■ Work to be completed ■
Lines holding the string "interpolated" are the ones to copy; find them all in the data.
# # # #
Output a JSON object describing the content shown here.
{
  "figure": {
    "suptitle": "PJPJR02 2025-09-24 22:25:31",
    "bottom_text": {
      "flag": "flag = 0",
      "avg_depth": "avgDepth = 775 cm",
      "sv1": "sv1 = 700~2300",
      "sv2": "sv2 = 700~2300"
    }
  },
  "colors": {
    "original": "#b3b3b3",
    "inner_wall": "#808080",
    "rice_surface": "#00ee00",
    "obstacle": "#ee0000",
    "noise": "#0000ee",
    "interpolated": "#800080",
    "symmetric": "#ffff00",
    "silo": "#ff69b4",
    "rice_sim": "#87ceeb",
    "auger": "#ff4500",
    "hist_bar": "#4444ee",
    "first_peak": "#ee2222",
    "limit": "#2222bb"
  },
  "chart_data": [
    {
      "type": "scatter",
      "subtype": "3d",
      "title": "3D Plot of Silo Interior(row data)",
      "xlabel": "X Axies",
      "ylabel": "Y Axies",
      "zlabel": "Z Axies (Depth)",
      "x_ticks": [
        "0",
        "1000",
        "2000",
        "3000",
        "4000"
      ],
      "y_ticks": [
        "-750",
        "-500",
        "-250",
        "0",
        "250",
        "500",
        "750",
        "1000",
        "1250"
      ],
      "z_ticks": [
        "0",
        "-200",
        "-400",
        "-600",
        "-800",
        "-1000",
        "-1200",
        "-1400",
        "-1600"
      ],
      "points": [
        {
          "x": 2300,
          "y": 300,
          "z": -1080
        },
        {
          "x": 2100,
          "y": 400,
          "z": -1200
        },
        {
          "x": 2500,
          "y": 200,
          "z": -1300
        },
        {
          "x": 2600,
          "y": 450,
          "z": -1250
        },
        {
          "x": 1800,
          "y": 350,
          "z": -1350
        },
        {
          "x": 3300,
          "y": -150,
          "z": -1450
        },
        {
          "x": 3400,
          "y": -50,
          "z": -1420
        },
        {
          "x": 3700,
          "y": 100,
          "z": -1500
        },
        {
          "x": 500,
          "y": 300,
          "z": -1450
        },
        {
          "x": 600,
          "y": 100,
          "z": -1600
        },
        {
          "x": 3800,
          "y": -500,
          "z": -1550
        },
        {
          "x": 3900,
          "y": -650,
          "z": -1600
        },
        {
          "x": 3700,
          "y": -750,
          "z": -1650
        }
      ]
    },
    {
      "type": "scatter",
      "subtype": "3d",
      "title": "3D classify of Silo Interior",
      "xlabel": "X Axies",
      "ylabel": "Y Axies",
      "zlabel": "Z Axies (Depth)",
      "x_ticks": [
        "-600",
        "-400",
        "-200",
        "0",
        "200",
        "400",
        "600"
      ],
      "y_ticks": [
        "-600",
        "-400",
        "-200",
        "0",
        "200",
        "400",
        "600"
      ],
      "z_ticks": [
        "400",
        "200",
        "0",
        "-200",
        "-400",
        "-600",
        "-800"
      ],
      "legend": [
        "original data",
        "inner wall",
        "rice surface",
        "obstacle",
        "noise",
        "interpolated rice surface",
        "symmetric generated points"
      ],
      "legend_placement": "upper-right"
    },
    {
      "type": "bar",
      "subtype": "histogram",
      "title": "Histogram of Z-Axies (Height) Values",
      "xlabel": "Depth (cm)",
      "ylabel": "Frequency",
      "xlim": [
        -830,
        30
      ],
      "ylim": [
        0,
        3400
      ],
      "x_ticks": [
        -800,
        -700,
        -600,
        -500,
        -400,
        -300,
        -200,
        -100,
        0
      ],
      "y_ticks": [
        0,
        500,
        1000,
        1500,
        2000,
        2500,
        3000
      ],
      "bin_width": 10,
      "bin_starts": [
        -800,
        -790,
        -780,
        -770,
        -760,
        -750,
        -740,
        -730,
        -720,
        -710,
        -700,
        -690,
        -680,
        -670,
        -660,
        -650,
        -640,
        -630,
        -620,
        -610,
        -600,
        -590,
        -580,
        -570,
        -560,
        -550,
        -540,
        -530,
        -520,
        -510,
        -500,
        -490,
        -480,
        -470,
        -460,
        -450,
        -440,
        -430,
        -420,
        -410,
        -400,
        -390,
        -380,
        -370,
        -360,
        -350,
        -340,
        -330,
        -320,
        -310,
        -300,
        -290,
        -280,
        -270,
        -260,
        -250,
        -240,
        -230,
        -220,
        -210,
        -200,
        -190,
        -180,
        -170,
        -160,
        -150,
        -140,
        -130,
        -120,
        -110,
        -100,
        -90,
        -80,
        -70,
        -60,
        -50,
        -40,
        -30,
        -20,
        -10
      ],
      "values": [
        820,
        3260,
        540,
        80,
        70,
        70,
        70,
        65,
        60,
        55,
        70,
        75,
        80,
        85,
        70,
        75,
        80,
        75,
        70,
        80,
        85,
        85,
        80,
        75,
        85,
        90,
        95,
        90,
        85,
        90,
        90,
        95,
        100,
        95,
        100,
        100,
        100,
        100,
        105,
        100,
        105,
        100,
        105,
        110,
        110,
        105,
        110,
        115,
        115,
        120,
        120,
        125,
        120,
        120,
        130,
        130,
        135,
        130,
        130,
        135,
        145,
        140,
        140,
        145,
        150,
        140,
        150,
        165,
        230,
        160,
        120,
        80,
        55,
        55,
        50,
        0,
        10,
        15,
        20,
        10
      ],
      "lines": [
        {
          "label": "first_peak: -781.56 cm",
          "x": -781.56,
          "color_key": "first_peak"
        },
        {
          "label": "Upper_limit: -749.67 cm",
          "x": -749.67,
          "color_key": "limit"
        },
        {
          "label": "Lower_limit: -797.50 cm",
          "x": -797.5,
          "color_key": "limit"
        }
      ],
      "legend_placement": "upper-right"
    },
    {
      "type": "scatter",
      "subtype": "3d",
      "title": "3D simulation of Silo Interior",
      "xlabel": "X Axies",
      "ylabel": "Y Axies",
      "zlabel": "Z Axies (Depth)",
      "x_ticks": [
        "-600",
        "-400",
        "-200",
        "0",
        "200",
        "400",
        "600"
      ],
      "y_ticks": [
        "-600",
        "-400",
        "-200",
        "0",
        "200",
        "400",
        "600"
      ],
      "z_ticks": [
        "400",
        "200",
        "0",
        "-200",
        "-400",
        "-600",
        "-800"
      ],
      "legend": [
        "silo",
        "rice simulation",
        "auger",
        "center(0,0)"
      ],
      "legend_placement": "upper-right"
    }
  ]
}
# # # #
■ Output for this task ■
    "interpolated": "#800080",
        "interpolated rice surface",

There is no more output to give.